• [Exercise objective]: Look through the entries below and report how many lines hold the string "Vocal". Only the number is wanted.

• [Extracted material]:
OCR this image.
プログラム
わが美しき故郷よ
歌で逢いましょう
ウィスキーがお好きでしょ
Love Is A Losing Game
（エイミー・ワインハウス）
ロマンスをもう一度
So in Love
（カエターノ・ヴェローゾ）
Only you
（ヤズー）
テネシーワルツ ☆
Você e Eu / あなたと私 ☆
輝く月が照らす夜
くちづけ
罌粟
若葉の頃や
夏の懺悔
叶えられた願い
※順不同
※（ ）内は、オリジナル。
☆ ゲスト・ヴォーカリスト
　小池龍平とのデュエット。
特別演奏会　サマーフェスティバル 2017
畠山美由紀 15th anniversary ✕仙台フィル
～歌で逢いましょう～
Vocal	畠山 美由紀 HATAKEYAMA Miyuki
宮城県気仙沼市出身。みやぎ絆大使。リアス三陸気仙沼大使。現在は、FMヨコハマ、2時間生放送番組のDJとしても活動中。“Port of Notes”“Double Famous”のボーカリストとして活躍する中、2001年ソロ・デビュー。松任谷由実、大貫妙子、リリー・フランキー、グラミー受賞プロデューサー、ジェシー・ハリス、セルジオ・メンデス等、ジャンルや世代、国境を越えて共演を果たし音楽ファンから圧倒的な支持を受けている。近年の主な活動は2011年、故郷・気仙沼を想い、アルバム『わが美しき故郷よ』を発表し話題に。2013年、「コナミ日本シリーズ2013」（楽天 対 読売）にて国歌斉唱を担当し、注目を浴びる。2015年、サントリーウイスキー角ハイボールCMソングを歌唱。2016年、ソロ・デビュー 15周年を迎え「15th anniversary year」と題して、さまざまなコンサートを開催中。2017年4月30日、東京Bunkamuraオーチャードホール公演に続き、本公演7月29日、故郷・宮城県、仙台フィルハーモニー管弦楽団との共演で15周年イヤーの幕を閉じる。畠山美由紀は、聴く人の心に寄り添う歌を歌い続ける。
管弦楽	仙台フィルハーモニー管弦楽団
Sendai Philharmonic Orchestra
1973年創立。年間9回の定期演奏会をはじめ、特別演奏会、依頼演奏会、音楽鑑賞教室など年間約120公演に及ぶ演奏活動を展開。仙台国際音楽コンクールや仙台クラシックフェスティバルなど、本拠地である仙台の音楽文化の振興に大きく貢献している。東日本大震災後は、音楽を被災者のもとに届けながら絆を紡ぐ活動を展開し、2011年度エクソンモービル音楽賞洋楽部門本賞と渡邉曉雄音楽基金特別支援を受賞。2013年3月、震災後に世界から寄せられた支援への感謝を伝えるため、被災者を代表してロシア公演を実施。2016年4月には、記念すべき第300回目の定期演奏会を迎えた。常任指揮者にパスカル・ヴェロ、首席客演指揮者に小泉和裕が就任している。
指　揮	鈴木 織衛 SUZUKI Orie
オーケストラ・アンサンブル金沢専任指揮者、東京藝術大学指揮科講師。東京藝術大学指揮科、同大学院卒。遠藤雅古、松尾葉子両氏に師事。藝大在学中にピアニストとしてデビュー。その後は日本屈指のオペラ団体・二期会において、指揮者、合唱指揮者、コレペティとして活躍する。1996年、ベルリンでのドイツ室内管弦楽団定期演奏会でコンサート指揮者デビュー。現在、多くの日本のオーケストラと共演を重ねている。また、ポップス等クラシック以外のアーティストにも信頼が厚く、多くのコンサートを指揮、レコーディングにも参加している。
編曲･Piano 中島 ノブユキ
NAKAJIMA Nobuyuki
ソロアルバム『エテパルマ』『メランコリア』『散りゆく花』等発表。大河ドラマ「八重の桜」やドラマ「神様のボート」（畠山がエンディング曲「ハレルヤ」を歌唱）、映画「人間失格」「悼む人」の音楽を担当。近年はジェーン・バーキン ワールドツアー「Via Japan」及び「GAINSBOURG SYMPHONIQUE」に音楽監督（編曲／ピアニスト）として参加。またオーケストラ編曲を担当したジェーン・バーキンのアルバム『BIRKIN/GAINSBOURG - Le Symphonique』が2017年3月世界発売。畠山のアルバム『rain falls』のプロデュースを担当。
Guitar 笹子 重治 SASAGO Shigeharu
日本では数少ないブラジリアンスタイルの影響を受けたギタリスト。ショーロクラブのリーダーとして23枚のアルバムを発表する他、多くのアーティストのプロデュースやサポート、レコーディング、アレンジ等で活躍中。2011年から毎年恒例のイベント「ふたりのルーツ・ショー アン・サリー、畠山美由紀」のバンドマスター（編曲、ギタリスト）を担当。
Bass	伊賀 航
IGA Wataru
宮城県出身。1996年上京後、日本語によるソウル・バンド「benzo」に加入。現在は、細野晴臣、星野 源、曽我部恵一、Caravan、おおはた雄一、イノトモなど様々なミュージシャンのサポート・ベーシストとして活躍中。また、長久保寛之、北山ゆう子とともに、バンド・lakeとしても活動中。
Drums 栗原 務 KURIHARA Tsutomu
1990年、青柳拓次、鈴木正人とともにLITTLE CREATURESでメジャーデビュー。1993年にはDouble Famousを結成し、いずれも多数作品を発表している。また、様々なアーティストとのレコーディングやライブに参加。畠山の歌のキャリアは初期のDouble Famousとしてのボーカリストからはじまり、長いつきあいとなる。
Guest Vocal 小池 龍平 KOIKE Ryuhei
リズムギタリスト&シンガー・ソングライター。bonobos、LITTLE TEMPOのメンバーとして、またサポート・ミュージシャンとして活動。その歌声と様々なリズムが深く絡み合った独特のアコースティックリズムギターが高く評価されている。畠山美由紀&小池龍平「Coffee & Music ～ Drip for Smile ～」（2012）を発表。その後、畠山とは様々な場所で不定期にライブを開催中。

• [Exercise solution]: 2